▶ [What you should do]:
Copy every record below exactly.

▶ [Stored data]:
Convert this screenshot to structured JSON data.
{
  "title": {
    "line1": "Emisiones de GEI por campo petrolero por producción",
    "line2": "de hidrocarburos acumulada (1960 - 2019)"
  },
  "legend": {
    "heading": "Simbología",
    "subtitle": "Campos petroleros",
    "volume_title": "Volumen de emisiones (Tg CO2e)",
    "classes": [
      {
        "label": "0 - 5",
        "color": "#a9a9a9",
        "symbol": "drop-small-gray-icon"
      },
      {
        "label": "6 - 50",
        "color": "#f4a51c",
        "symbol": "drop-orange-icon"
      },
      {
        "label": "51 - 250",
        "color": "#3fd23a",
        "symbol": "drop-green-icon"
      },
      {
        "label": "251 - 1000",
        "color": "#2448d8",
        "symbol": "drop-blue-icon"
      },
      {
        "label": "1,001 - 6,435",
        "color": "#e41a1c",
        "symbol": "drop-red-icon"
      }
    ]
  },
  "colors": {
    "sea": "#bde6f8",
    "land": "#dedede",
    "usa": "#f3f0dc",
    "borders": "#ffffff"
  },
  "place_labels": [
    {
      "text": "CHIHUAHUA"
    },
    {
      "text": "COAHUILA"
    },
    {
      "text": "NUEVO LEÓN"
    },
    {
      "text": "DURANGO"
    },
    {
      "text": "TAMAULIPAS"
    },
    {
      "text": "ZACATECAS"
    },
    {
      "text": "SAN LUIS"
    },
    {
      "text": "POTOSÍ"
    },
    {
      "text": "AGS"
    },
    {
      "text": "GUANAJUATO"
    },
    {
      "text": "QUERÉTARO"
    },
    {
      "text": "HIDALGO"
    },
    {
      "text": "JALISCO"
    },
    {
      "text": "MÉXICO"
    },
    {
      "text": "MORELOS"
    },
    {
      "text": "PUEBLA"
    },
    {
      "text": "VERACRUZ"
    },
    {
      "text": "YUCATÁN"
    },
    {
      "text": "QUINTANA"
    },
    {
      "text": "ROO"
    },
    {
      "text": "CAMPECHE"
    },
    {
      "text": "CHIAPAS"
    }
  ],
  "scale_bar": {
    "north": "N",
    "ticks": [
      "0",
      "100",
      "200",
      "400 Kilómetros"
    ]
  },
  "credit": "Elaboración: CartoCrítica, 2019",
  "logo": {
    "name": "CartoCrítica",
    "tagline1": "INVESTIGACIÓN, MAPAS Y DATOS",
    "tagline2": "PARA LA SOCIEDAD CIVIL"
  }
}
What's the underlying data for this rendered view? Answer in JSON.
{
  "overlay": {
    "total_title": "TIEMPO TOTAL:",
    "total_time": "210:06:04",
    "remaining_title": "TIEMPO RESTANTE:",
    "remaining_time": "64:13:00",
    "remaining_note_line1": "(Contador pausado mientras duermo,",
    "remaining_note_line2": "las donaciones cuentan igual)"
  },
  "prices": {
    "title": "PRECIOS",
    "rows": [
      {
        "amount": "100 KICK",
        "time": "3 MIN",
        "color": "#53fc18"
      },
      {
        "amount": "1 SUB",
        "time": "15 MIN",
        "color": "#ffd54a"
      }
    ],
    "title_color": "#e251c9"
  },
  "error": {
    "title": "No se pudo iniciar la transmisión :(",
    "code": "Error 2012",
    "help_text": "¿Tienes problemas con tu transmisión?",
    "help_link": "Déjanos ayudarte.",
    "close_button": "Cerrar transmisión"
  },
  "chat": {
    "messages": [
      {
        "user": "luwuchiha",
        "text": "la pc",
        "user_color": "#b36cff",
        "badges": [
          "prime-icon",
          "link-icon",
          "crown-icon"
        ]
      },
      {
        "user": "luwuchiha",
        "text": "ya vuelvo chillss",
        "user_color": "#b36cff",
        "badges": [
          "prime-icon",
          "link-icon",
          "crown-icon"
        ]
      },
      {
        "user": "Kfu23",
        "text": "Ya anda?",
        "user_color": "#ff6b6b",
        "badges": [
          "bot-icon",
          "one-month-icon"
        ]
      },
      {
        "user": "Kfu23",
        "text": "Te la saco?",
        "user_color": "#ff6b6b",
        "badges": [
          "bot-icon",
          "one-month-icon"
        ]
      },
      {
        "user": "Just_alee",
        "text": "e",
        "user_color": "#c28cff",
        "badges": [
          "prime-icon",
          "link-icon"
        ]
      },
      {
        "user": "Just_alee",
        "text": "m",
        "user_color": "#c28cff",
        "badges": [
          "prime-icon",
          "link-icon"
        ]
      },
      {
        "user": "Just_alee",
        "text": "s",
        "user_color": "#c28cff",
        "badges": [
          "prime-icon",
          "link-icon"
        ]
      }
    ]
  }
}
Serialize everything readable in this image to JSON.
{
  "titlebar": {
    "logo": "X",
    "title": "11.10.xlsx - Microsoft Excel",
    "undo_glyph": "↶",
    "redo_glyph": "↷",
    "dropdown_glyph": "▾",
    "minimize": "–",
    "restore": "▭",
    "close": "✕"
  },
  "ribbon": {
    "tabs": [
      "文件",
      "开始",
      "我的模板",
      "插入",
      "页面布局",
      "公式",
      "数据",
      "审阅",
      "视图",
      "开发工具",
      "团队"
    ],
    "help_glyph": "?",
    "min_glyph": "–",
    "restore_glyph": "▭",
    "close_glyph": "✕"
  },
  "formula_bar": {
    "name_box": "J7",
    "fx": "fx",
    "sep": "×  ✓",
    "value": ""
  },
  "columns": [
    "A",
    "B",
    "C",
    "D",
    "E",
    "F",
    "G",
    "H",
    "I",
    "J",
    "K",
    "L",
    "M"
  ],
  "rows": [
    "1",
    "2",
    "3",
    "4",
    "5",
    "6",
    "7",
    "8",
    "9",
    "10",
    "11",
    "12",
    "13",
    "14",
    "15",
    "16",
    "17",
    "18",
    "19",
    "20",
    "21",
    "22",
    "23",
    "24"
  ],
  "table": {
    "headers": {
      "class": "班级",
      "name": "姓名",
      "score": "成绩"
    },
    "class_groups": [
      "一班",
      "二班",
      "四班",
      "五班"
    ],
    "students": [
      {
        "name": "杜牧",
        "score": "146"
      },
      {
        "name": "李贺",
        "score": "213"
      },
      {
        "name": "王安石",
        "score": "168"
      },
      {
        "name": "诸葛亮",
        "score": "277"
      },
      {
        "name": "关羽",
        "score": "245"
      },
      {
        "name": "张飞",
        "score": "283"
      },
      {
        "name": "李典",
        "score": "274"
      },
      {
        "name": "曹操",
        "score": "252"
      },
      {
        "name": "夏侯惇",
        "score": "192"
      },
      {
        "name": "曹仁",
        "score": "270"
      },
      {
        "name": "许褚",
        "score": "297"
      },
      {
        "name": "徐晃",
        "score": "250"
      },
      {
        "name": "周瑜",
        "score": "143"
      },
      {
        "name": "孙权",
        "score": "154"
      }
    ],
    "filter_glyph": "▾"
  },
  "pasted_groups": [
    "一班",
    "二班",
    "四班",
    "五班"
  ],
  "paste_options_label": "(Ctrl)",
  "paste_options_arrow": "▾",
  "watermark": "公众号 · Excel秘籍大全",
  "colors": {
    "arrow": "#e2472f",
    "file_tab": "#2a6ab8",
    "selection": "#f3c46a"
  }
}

▶ [Solution for this problem]:
Convert this screenshot to structured JSON data.
{
  "title": {
    "line1": "Emisiones de GEI por campo petrolero por producción",
    "line2": "de hidrocarburos acumulada (1960 - 2019)"
  },
  "legend": {
    "heading": "Simbología",
    "subtitle": "Campos petroleros",
    "volume_title": "Volumen de emisiones (Tg CO2e)",
    "classes": [
      {
        "label": "0 - 5",
        "color": "#a9a9a9",
        "symbol": "drop-small-gray-icon"
      },
      {
        "label": "6 - 50",
        "color": "#f4a51c",
        "symbol": "drop-orange-icon"
      },
      {
        "label": "51 - 250",
        "color": "#3fd23a",
        "symbol": "drop-green-icon"
      },
      {
        "label": "251 - 1000",
        "color": "#2448d8",
        "symbol": "drop-blue-icon"
      },
      {
        "label": "1,001 - 6,435",
        "color": "#e41a1c",
        "symbol": "drop-red-icon"
      }
    ]
  },
  "colors": {
    "sea": "#bde6f8",
    "land": "#dedede",
    "usa": "#f3f0dc",
    "borders": "#ffffff"
  },
  "place_labels": [
    {
      "text": "CHIHUAHUA"
    },
    {
      "text": "COAHUILA"
    },
    {
      "text": "NUEVO LEÓN"
    },
    {
      "text": "DURANGO"
    },
    {
      "text": "TAMAULIPAS"
    },
    {
      "text": "ZACATECAS"
    },
    {
      "text": "SAN LUIS"
    },
    {
      "text": "POTOSÍ"
    },
    {
      "text": "AGS"
    },
    {
      "text": "GUANAJUATO"
    },
    {
      "text": "QUERÉTARO"
    },
    {
      "text": "HIDALGO"
    },
    {
      "text": "JALISCO"
    },
    {
      "text": "MÉXICO"
    },
    {
      "text": "MORELOS"
    },
    {
      "text": "PUEBLA"
    },
    {
      "text": "VERACRUZ"
    },
    {
      "text": "YUCATÁN"
    },
    {
      "text": "QUINTANA"
    },
    {
      "text": "ROO"
    },
    {
      "text": "CAMPECHE"
    },
    {
      "text": "CHIAPAS"
    }
  ],
  "scale_bar": {
    "north": "N",
    "ticks": [
      "0",
      "100",
      "200",
      "400 Kilómetros"
    ]
  },
  "credit": "Elaboración: CartoCrítica, 2019",
  "logo": {
    "name": "CartoCrítica",
    "tagline1": "INVESTIGACIÓN, MAPAS Y DATOS",
    "tagline2": "PARA LA SOCIEDAD CIVIL"
  }
}
What's the underlying data for this rendered view? Answer in JSON.
{
  "overlay": {
    "total_title": "TIEMPO TOTAL:",
    "total_time": "210:06:04",
    "remaining_title": "TIEMPO RESTANTE:",
    "remaining_time": "64:13:00",
    "remaining_note_line1": "(Contador pausado mientras duermo,",
    "remaining_note_line2": "las donaciones cuentan igual)"
  },
  "prices": {
    "title": "PRECIOS",
    "rows": [
      {
        "amount": "100 KICK",
        "time": "3 MIN",
        "color": "#53fc18"
      },
      {
        "amount": "1 SUB",
        "time": "15 MIN",
        "color": "#ffd54a"
      }
    ],
    "title_color": "#e251c9"
  },
  "error": {
    "title": "No se pudo iniciar la transmisión :(",
    "code": "Error 2012",
    "help_text": "¿Tienes problemas con tu transmisión?",
    "help_link": "Déjanos ayudarte.",
    "close_button": "Cerrar transmisión"
  },
  "chat": {
    "messages": [
      {
        "user": "luwuchiha",
        "text": "la pc",
        "user_color": "#b36cff",
        "badges": [
          "prime-icon",
          "link-icon",
          "crown-icon"
        ]
      },
      {
        "user": "luwuchiha",
        "text": "ya vuelvo chillss",
        "user_color": "#b36cff",
        "badges": [
          "prime-icon",
          "link-icon",
          "crown-icon"
        ]
      },
      {
        "user": "Kfu23",
        "text": "Ya anda?",
        "user_color": "#ff6b6b",
        "badges": [
          "bot-icon",
          "one-month-icon"
        ]
      },
      {
        "user": "Kfu23",
        "text": "Te la saco?",
        "user_color": "#ff6b6b",
        "badges": [
          "bot-icon",
          "one-month-icon"
        ]
      },
      {
        "user": "Just_alee",
        "text": "e",
        "user_color": "#c28cff",
        "badges": [
          "prime-icon",
          "link-icon"
        ]
      },
      {
        "user": "Just_alee",
        "text": "m",
        "user_color": "#c28cff",
        "badges": [
          "prime-icon",
          "link-icon"
        ]
      },
      {
        "user": "Just_alee",
        "text": "s",
        "user_color": "#c28cff",
        "badges": [
          "prime-icon",
          "link-icon"
        ]
      }
    ]
  }
}
Serialize everything readable in this image to JSON.
{
  "titlebar": {
    "logo": "X",
    "title": "11.10.xlsx - Microsoft Excel",
    "undo_glyph": "↶",
    "redo_glyph": "↷",
    "dropdown_glyph": "▾",
    "minimize": "–",
    "restore": "▭",
    "close": "✕"
  },
  "ribbon": {
    "tabs": [
      "文件",
      "开始",
      "我的模板",
      "插入",
      "页面布局",
      "公式",
      "数据",
      "审阅",
      "视图",
      "开发工具",
      "团队"
    ],
    "help_glyph": "?",
    "min_glyph": "–",
    "restore_glyph": "▭",
    "close_glyph": "✕"
  },
  "formula_bar": {
    "name_box": "J7",
    "fx": "fx",
    "sep": "×  ✓",
    "value": ""
  },
  "columns": [
    "A",
    "B",
    "C",
    "D",
    "E",
    "F",
    "G",
    "H",
    "I",
    "J",
    "K",
    "L",
    "M"
  ],
  "rows": [
    "1",
    "2",
    "3",
    "4",
    "5",
    "6",
    "7",
    "8",
    "9",
    "10",
    "11",
    "12",
    "13",
    "14",
    "15",
    "16",
    "17",
    "18",
    "19",
    "20",
    "21",
    "22",
    "23",
    "24"
  ],
  "table": {
    "headers": {
      "class": "班级",
      "name": "姓名",
      "score": "成绩"
    },
    "class_groups": [
      "一班",
      "二班",
      "四班",
      "五班"
    ],
    "students": [
      {
        "name": "杜牧",
        "score": "146"
      },
      {
        "name": "李贺",
        "score": "213"
      },
      {
        "name": "王安石",
        "score": "168"
      },
      {
        "name": "诸葛亮",
        "score": "277"
      },
      {
        "name": "关羽",
        "score": "245"
      },
      {
        "name": "张飞",
        "score": "283"
      },
      {
        "name": "李典",
        "score": "274"
      },
      {
        "name": "曹操",
        "score": "252"
      },
      {
        "name": "夏侯惇",
        "score": "192"
      },
      {
        "name": "曹仁",
        "score": "270"
      },
      {
        "name": "许褚",
        "score": "297"
      },
      {
        "name": "徐晃",
        "score": "250"
      },
      {
        "name": "周瑜",
        "score": "143"
      },
      {
        "name": "孙权",
        "score": "154"
      }
    ],
    "filter_glyph": "▾"
  },
  "pasted_groups": [
    "一班",
    "二班",
    "四班",
    "五班"
  ],
  "paste_options_label": "(Ctrl)",
  "paste_options_arrow": "▾",
  "watermark": "公众号 · Excel秘籍大全",
  "colors": {
    "arrow": "#e2472f",
    "file_tab": "#2a6ab8",
    "selection": "#f3c46a"
  }
}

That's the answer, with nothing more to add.